▶ [Source information]:
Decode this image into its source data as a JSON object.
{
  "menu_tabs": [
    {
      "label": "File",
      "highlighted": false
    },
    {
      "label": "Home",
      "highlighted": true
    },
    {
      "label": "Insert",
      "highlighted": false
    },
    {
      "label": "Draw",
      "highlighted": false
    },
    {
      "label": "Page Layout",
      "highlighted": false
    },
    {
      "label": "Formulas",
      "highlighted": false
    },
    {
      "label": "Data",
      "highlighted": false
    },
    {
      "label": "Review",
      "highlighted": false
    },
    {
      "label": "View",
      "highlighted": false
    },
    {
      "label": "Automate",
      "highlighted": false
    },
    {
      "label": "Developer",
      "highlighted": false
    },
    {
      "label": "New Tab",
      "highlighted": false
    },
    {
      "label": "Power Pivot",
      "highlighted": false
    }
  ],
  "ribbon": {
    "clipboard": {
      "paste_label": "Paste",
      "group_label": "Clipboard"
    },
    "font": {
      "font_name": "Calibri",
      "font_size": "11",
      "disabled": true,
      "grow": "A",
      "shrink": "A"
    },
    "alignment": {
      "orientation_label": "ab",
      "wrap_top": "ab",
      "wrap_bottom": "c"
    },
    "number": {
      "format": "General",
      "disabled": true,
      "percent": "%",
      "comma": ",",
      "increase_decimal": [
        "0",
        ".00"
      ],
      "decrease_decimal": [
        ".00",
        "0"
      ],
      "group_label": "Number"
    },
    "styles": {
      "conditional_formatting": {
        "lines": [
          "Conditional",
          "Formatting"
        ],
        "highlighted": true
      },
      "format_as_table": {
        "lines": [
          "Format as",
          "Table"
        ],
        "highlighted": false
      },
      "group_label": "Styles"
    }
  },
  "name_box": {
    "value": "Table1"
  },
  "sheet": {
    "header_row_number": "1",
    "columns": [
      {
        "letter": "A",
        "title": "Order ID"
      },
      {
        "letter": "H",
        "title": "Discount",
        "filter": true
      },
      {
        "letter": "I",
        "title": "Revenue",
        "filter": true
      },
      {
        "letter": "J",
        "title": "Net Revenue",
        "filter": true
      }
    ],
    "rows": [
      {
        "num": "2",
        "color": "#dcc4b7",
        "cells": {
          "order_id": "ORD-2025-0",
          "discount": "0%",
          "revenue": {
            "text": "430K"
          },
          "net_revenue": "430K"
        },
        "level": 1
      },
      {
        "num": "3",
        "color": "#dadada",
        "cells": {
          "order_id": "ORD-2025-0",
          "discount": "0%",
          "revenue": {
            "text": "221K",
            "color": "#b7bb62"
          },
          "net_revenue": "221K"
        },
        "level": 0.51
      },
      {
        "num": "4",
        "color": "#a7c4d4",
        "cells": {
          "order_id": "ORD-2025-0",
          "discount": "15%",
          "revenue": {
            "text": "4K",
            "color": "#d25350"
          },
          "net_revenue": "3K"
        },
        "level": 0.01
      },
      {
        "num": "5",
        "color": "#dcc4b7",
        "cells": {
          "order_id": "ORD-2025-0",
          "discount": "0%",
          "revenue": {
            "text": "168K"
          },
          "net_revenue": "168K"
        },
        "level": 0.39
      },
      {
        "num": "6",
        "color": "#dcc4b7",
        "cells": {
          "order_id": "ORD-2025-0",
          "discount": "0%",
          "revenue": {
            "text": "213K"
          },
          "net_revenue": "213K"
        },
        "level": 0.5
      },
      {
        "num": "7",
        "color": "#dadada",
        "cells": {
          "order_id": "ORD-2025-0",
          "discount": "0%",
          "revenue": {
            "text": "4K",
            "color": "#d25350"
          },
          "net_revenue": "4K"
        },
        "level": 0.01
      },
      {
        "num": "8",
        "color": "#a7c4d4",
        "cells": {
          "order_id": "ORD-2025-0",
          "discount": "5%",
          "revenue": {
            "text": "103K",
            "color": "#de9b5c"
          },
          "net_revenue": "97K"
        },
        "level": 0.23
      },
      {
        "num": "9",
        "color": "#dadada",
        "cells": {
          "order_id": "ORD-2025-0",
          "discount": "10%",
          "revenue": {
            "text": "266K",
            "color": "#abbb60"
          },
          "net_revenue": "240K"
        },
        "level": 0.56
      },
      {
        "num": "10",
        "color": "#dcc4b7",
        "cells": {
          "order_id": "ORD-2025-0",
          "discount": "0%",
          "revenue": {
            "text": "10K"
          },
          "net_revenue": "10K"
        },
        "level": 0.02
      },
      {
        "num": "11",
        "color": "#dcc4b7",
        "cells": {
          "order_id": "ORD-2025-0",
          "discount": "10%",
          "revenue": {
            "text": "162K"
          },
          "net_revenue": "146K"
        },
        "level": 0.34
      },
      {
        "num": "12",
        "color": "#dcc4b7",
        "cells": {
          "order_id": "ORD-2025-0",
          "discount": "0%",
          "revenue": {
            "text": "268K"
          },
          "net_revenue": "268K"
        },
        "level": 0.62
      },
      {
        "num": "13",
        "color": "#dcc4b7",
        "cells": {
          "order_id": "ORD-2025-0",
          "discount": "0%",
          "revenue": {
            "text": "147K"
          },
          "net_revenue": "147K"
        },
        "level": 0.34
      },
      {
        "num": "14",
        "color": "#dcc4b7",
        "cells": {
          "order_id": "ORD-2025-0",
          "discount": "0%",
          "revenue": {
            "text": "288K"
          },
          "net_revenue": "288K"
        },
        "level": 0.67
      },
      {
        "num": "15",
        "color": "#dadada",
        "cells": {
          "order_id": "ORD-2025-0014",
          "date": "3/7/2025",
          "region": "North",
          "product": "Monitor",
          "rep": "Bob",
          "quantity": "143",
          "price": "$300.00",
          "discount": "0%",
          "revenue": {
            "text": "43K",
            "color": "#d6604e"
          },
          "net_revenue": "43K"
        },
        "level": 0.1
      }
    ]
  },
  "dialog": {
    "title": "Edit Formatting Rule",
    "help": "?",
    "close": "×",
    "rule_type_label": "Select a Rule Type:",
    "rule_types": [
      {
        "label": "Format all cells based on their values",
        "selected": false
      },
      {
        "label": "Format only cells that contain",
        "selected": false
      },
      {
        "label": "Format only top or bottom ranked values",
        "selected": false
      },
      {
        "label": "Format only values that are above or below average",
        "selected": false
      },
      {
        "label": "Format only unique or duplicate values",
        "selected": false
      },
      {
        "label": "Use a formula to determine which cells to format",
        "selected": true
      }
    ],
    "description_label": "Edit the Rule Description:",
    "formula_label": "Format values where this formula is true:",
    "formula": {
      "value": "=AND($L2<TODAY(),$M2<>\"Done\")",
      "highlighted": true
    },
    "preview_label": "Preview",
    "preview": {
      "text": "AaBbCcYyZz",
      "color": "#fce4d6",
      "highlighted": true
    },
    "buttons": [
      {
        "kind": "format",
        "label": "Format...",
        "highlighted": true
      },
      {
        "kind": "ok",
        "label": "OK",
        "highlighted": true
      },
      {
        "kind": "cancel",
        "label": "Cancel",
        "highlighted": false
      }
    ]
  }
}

▶ [Instructions to follow]: Produce a word-for-word copy of all the entries above.

▶ [Result of the task]:
Decode this image into its source data as a JSON object.
{
  "menu_tabs": [
    {
      "label": "File",
      "highlighted": false
    },
    {
      "label": "Home",
      "highlighted": true
    },
    {
      "label": "Insert",
      "highlighted": false
    },
    {
      "label": "Draw",
      "highlighted": false
    },
    {
      "label": "Page Layout",
      "highlighted": false
    },
    {
      "label": "Formulas",
      "highlighted": false
    },
    {
      "label": "Data",
      "highlighted": false
    },
    {
      "label": "Review",
      "highlighted": false
    },
    {
      "label": "View",
      "highlighted": false
    },
    {
      "label": "Automate",
      "highlighted": false
    },
    {
      "label": "Developer",
      "highlighted": false
    },
    {
      "label": "New Tab",
      "highlighted": false
    },
    {
      "label": "Power Pivot",
      "highlighted": false
    }
  ],
  "ribbon": {
    "clipboard": {
      "paste_label": "Paste",
      "group_label": "Clipboard"
    },
    "font": {
      "font_name": "Calibri",
      "font_size": "11",
      "disabled": true,
      "grow": "A",
      "shrink": "A"
    },
    "alignment": {
      "orientation_label": "ab",
      "wrap_top": "ab",
      "wrap_bottom": "c"
    },
    "number": {
      "format": "General",
      "disabled": true,
      "percent": "%",
      "comma": ",",
      "increase_decimal": [
        "0",
        ".00"
      ],
      "decrease_decimal": [
        ".00",
        "0"
      ],
      "group_label": "Number"
    },
    "styles": {
      "conditional_formatting": {
        "lines": [
          "Conditional",
          "Formatting"
        ],
        "highlighted": true
      },
      "format_as_table": {
        "lines": [
          "Format as",
          "Table"
        ],
        "highlighted": false
      },
      "group_label": "Styles"
    }
  },
  "name_box": {
    "value": "Table1"
  },
  "sheet": {
    "header_row_number": "1",
    "columns": [
      {
        "letter": "A",
        "title": "Order ID"
      },
      {
        "letter": "H",
        "title": "Discount",
        "filter": true
      },
      {
        "letter": "I",
        "title": "Revenue",
        "filter": true
      },
      {
        "letter": "J",
        "title": "Net Revenue",
        "filter": true
      }
    ],
    "rows": [
      {
        "num": "2",
        "color": "#dcc4b7",
        "cells": {
          "order_id": "ORD-2025-0",
          "discount": "0%",
          "revenue": {
            "text": "430K"
          },
          "net_revenue": "430K"
        },
        "level": 1
      },
      {
        "num": "3",
        "color": "#dadada",
        "cells": {
          "order_id": "ORD-2025-0",
          "discount": "0%",
          "revenue": {
            "text": "221K",
            "color": "#b7bb62"
          },
          "net_revenue": "221K"
        },
        "level": 0.51
      },
      {
        "num": "4",
        "color": "#a7c4d4",
        "cells": {
          "order_id": "ORD-2025-0",
          "discount": "15%",
          "revenue": {
            "text": "4K",
            "color": "#d25350"
          },
          "net_revenue": "3K"
        },
        "level": 0.01
      },
      {
        "num": "5",
        "color": "#dcc4b7",
        "cells": {
          "order_id": "ORD-2025-0",
          "discount": "0%",
          "revenue": {
            "text": "168K"
          },
          "net_revenue": "168K"
        },
        "level": 0.39
      },
      {
        "num": "6",
        "color": "#dcc4b7",
        "cells": {
          "order_id": "ORD-2025-0",
          "discount": "0%",
          "revenue": {
            "text": "213K"
          },
          "net_revenue": "213K"
        },
        "level": 0.5
      },
      {
        "num": "7",
        "color": "#dadada",
        "cells": {
          "order_id": "ORD-2025-0",
          "discount": "0%",
          "revenue": {
            "text": "4K",
            "color": "#d25350"
          },
          "net_revenue": "4K"
        },
        "level": 0.01
      },
      {
        "num": "8",
        "color": "#a7c4d4",
        "cells": {
          "order_id": "ORD-2025-0",
          "discount": "5%",
          "revenue": {
            "text": "103K",
            "color": "#de9b5c"
          },
          "net_revenue": "97K"
        },
        "level": 0.23
      },
      {
        "num": "9",
        "color": "#dadada",
        "cells": {
          "order_id": "ORD-2025-0",
          "discount": "10%",
          "revenue": {
            "text": "266K",
            "color": "#abbb60"
          },
          "net_revenue": "240K"
        },
        "level": 0.56
      },
      {
        "num": "10",
        "color": "#dcc4b7",
        "cells": {
          "order_id": "ORD-2025-0",
          "discount": "0%",
          "revenue": {
            "text": "10K"
          },
          "net_revenue": "10K"
        },
        "level": 0.02
      },
      {
        "num": "11",
        "color": "#dcc4b7",
        "cells": {
          "order_id": "ORD-2025-0",
          "discount": "10%",
          "revenue": {
            "text": "162K"
          },
          "net_revenue": "146K"
        },
        "level": 0.34
      },
      {
        "num": "12",
        "color": "#dcc4b7",
        "cells": {
          "order_id": "ORD-2025-0",
          "discount": "0%",
          "revenue": {
            "text": "268K"
          },
          "net_revenue": "268K"
        },
        "level": 0.62
      },
      {
        "num": "13",
        "color": "#dcc4b7",
        "cells": {
          "order_id": "ORD-2025-0",
          "discount": "0%",
          "revenue": {
            "text": "147K"
          },
          "net_revenue": "147K"
        },
        "level": 0.34
      },
      {
        "num": "14",
        "color": "#dcc4b7",
        "cells": {
          "order_id": "ORD-2025-0",
          "discount": "0%",
          "revenue": {
            "text": "288K"
          },
          "net_revenue": "288K"
        },
        "level": 0.67
      },
      {
        "num": "15",
        "color": "#dadada",
        "cells": {
          "order_id": "ORD-2025-0014",
          "date": "3/7/2025",
          "region": "North",
          "product": "Monitor",
          "rep": "Bob",
          "quantity": "143",
          "price": "$300.00",
          "discount": "0%",
          "revenue": {
            "text": "43K",
            "color": "#d6604e"
          },
          "net_revenue": "43K"
        },
        "level": 0.1
      }
    ]
  },
  "dialog": {
    "title": "Edit Formatting Rule",
    "help": "?",
    "close": "×",
    "rule_type_label": "Select a Rule Type:",
    "rule_types": [
      {
        "label": "Format all cells based on their values",
        "selected": false
      },
      {
        "label": "Format only cells that contain",
        "selected": false
      },
      {
        "label": "Format only top or bottom ranked values",
        "selected": false
      },
      {
        "label": "Format only values that are above or below average",
        "selected": false
      },
      {
        "label": "Format only unique or duplicate values",
        "selected": false
      },
      {
        "label": "Use a formula to determine which cells to format",
        "selected": true
      }
    ],
    "description_label": "Edit the Rule Description:",
    "formula_label": "Format values where this formula is true:",
    "formula": {
      "value": "=AND($L2<TODAY(),$M2<>\"Done\")",
      "highlighted": true
    },
    "preview_label": "Preview",
    "preview": {
      "text": "AaBbCcYyZz",
      "color": "#fce4d6",
      "highlighted": true
    },
    "buttons": [
      {
        "kind": "format",
        "label": "Format...",
        "highlighted": true
      },
      {
        "kind": "ok",
        "label": "OK",
        "highlighted": true
      },
      {
        "kind": "cancel",
        "label": "Cancel",
        "highlighted": false
      }
    ]
  }
}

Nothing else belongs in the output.